TEXT BLOCK:
◇ ◇ ◇ ◇
The cat recovered from surgery uneventfully. Whilst awaiting culture results, postoperative treatment with amoxycillin-clavulanate (Augmentin; SmithKline Beecham) (20 mg/kg IV tid) and metronidazole (Metronidazole; Phoenix Pharma) (10 mg/kg IV bid) was started. Buprenorphine (Temgesic; Schering Plough) 30 μg/kg IM tid and vitamin K1 (0.5 mg/kg SC bid) were also administered for 3 days. After 3 days, antibiotics were continued orally for 4 weeks using cephalexin (Ceporex Vet 50; Schering Plough) (15 mg/kg bid) and metronidazole (Metronidazole; Approved Prescription Services) (10 mg/kg bid), and ursodeoxycholic acid (UDCA, Destolit; Norgine) (10 mg/kg PO sid) was started. Within 10 days serum liver enzymes had normalised and bilirubin had significantly reduced (51.5 μmol/l). The cat was discharged 12 days postoperatively.

Cytology of the gall bladder contents revealed neutrophilic inflammation whilst culture yielded a pure growth of an Actinomyces species, sensitive to amoxycillin-clavulanate, penicillin and cephalexin. Cholelith analysis (Algemeen Medisch Laboratorium, Veterinary Department, Desguinlei, Antwerp, Belgium) showed them to be 100% bilirubin.
◇ ◇ ◇ ◇
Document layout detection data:
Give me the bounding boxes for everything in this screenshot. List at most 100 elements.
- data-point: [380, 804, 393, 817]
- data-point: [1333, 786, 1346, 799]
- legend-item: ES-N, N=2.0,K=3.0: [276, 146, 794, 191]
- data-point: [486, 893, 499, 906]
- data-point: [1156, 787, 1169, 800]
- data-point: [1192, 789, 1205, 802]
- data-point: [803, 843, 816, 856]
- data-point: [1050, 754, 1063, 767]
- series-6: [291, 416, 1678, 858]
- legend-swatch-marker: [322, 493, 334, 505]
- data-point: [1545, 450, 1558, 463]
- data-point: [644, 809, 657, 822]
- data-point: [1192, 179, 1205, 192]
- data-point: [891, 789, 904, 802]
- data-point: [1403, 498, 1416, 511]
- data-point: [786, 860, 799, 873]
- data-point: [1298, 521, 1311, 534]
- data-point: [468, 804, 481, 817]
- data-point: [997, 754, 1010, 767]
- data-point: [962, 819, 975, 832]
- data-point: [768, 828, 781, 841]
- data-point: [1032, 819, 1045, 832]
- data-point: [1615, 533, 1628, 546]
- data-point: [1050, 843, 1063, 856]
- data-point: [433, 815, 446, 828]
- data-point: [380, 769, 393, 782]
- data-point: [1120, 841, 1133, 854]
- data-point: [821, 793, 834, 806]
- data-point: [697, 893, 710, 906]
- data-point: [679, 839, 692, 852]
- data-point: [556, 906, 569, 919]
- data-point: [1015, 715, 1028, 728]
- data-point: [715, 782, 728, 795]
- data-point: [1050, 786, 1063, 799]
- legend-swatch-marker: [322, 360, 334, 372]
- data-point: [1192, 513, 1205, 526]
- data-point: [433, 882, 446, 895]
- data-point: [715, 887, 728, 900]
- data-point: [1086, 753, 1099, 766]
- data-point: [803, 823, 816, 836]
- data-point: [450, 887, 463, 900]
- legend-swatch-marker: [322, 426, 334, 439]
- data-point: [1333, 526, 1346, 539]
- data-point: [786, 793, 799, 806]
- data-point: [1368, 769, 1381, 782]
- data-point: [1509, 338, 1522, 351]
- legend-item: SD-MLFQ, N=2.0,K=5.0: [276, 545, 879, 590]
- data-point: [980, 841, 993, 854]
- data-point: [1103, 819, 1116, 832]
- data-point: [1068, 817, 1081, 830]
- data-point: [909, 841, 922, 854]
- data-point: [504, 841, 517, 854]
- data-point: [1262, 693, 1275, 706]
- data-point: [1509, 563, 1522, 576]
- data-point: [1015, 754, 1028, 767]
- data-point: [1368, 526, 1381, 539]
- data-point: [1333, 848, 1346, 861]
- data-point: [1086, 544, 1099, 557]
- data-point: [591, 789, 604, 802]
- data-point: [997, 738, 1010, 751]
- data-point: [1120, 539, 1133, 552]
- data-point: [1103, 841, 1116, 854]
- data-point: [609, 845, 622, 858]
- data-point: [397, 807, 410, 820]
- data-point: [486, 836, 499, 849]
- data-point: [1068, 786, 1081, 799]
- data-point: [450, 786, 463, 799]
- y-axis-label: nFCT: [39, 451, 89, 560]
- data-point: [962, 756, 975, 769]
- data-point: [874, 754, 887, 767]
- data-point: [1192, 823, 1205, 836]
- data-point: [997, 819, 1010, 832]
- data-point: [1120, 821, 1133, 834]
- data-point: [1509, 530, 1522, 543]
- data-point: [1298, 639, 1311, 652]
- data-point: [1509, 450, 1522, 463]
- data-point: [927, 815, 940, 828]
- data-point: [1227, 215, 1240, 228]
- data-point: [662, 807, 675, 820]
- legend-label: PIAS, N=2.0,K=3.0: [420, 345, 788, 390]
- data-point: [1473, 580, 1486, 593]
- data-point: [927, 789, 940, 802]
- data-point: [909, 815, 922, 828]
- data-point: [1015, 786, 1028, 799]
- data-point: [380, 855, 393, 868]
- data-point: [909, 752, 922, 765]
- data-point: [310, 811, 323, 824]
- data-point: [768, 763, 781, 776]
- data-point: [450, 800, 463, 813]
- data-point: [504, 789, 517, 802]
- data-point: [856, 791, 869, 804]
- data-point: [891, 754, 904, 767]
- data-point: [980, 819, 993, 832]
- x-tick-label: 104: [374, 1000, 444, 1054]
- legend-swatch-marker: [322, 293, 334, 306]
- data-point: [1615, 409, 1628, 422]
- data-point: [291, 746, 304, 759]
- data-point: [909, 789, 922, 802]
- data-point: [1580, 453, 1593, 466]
◇ ◇ ◇ ◇
In the text about the cat's postoperative treatment, what did the cholelith analysis show the stones to be made of?

They were 100% bilirubin.